## REQUIREMENTS
In the material below, find each line holding the string "text" and copy it.

(Records excerpted from a collection)
____

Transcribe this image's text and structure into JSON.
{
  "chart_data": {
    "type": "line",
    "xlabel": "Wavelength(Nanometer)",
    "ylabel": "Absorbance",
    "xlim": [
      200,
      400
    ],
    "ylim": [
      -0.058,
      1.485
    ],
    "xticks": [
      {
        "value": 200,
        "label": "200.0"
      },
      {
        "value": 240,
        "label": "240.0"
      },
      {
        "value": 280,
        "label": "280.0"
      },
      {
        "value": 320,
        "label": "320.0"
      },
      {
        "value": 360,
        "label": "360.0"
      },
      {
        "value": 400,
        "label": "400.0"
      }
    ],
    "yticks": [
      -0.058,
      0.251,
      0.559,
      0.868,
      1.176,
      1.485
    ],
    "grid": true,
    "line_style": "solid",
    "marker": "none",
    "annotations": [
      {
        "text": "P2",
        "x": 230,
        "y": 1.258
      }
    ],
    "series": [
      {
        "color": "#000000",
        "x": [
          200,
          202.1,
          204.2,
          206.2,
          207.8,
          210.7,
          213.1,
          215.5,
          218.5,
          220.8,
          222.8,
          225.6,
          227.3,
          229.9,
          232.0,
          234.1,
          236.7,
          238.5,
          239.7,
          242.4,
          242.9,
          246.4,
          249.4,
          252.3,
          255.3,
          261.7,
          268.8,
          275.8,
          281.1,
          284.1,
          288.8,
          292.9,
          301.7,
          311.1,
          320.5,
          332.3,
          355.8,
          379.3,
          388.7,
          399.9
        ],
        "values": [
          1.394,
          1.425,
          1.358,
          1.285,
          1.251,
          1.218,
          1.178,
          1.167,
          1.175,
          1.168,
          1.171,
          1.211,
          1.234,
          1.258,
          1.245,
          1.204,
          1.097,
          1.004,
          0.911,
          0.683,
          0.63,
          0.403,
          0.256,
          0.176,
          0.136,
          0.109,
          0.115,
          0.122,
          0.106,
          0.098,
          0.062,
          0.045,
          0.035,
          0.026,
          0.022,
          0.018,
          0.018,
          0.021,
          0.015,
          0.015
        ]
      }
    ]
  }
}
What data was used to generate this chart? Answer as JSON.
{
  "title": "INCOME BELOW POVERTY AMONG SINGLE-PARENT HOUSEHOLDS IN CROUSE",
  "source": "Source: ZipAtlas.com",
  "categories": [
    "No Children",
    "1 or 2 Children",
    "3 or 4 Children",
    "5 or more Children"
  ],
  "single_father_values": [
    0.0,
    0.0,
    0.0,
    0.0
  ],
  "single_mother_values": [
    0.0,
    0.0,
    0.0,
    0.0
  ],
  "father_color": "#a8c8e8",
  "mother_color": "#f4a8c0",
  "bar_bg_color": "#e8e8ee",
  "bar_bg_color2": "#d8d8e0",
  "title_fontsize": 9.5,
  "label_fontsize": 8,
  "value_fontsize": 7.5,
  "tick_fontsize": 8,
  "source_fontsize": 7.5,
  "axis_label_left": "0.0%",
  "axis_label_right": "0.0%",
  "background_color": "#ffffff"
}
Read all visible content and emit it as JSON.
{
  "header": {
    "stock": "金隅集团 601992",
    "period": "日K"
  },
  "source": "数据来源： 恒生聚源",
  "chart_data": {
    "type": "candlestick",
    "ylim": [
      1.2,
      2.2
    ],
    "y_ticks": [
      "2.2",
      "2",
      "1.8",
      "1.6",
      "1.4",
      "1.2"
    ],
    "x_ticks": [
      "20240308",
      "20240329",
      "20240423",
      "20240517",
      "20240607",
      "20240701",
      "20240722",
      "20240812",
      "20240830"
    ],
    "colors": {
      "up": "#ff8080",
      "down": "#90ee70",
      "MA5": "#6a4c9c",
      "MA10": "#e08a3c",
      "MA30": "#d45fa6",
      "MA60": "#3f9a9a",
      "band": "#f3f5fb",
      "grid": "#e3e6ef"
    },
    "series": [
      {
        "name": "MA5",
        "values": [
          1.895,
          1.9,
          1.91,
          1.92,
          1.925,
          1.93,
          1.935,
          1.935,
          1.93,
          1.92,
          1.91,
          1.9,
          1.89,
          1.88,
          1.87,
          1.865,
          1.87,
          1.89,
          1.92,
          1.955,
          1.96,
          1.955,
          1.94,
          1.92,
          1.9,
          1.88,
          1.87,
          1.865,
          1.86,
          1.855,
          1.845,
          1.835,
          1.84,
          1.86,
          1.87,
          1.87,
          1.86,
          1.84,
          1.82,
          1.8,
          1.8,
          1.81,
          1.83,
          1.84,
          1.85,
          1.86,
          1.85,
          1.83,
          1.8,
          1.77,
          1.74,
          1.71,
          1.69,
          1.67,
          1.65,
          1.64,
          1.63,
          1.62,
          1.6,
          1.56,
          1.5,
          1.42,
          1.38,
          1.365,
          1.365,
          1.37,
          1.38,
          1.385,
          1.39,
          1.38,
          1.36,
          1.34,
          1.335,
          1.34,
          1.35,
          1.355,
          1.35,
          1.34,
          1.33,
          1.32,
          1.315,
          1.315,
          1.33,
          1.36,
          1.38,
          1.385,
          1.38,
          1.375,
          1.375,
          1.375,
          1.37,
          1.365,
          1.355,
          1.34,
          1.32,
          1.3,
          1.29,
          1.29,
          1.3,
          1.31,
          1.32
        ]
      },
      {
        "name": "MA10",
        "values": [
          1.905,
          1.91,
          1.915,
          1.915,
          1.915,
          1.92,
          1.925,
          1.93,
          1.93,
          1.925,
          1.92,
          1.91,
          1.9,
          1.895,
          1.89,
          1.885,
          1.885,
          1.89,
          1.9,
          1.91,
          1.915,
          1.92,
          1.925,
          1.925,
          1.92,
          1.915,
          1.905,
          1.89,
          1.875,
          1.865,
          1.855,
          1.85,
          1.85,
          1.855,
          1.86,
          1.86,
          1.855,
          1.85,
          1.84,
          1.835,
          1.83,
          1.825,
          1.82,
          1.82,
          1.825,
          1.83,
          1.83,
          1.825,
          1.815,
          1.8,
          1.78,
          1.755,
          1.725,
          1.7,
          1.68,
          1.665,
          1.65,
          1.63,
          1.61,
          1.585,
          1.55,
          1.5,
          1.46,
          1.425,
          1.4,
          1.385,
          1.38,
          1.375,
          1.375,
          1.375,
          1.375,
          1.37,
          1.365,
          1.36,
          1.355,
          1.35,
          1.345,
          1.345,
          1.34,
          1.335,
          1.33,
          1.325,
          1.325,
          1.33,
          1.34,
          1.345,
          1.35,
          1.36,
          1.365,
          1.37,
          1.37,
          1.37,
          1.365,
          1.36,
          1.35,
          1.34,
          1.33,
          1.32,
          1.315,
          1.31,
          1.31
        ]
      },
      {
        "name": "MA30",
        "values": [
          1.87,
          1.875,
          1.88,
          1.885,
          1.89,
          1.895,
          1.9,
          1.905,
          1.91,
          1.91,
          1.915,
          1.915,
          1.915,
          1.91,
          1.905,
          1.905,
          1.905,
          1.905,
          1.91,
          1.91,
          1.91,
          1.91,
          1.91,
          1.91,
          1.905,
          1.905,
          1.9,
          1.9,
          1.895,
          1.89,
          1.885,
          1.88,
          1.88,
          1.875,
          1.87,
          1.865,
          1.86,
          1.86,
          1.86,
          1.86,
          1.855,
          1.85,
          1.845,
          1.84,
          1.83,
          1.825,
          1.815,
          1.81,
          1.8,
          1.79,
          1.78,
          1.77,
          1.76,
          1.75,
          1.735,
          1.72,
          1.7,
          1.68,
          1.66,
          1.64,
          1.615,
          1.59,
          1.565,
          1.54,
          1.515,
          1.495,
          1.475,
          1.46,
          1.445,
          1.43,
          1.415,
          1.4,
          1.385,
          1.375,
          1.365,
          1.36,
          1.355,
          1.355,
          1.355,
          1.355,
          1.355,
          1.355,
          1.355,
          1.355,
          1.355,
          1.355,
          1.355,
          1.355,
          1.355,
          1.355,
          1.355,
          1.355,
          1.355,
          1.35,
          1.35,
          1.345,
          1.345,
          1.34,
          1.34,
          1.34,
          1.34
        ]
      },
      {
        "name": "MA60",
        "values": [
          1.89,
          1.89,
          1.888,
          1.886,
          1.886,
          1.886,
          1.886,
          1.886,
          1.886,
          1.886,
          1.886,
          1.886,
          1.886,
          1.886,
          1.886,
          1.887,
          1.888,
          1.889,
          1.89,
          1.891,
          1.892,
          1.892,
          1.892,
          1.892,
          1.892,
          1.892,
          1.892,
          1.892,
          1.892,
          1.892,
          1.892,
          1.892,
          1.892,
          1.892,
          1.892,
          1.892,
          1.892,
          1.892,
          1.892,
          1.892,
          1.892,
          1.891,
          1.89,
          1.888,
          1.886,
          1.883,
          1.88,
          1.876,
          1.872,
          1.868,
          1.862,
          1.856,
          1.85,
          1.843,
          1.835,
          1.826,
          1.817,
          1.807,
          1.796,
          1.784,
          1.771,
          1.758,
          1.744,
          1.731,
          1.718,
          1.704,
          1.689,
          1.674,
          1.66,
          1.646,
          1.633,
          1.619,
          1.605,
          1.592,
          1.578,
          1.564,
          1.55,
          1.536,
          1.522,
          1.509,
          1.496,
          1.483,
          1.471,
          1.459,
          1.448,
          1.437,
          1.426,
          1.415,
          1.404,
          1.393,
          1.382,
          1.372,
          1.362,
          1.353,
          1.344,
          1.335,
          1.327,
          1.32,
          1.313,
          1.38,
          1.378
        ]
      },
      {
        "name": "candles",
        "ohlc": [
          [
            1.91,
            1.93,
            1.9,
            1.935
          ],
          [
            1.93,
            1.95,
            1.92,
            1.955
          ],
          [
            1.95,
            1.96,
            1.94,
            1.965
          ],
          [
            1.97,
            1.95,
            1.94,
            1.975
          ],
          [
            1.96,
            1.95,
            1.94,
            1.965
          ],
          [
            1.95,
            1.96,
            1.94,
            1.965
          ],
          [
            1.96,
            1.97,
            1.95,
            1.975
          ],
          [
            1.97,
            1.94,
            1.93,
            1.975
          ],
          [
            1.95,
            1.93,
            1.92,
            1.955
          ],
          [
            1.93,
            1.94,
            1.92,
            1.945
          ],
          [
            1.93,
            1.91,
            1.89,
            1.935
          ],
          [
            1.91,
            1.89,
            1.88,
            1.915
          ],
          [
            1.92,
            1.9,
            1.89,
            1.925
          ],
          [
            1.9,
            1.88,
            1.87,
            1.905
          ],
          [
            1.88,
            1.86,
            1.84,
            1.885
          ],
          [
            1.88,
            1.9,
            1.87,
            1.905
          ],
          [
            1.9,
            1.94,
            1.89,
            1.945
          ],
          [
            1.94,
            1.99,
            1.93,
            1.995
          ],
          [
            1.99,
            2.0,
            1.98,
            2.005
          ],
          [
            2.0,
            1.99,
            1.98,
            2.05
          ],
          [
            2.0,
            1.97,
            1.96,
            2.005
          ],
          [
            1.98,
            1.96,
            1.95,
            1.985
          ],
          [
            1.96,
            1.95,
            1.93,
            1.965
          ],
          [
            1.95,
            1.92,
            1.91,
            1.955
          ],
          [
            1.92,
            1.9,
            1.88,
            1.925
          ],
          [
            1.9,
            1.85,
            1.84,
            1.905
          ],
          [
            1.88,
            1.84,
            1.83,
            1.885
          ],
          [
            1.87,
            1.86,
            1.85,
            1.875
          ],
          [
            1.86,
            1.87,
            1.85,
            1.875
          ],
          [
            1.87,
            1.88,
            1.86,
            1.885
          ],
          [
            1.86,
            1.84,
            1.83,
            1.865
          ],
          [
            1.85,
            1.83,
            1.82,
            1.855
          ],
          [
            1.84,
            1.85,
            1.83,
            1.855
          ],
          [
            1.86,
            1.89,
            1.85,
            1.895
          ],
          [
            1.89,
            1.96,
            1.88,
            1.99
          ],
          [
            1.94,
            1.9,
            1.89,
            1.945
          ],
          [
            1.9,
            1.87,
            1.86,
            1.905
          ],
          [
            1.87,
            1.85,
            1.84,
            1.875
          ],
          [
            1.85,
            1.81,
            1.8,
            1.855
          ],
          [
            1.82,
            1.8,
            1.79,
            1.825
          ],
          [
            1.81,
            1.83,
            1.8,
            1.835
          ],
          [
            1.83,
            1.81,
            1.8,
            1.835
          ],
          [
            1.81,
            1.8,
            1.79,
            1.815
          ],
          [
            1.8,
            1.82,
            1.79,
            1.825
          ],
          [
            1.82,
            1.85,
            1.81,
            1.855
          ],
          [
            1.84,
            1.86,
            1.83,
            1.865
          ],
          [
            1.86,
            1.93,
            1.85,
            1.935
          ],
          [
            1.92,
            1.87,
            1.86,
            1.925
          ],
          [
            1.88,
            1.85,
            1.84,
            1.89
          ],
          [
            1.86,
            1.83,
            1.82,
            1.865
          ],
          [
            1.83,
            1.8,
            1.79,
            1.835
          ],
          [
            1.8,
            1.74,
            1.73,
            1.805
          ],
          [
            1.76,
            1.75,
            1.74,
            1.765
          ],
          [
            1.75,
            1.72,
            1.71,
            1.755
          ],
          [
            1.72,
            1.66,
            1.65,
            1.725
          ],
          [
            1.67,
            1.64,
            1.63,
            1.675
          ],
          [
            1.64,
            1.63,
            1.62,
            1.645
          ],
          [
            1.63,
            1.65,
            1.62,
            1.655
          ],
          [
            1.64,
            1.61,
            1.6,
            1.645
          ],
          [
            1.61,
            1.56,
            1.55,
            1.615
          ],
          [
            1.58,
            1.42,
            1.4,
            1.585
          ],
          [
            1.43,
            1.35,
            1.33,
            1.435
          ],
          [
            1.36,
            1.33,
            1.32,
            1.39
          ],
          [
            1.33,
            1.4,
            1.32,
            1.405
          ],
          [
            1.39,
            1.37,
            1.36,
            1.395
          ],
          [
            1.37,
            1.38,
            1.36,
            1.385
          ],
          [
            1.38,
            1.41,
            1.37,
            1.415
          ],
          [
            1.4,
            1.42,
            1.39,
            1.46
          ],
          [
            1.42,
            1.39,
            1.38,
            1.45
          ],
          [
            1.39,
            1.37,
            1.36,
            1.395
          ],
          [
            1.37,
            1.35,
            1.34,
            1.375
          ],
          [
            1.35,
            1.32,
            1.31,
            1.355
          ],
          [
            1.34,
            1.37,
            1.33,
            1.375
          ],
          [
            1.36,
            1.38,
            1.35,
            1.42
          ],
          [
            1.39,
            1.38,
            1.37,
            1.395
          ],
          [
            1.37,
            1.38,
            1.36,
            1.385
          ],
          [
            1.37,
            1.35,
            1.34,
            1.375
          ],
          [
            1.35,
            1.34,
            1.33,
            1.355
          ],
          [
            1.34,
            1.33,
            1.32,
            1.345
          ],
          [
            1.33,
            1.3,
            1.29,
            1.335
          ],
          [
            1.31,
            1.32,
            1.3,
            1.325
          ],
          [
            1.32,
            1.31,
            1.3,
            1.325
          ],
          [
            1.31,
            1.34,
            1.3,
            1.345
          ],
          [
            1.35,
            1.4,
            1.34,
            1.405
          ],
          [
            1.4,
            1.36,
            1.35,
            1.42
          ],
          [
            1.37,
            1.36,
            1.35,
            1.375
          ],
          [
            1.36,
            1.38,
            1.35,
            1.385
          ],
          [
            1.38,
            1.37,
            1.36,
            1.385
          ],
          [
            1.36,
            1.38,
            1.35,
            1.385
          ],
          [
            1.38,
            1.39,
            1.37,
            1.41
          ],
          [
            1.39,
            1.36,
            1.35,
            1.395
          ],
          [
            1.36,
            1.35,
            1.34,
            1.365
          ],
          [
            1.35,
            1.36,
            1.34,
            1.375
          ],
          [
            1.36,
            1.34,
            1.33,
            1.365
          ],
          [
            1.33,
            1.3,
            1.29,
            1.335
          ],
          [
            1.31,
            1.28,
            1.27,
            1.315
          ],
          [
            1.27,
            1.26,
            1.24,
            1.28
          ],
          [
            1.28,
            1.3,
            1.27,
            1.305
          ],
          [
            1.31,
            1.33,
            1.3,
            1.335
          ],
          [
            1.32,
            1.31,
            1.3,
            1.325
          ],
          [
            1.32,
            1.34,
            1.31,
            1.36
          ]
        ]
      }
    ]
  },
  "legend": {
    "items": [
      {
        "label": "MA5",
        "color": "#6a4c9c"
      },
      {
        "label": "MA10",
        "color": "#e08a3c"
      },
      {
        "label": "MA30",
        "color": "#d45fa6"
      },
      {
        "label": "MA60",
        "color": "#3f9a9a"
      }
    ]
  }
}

____

## IN RESPONSE
Transcribe this image's text and structure into JSON.
        "text": "P2",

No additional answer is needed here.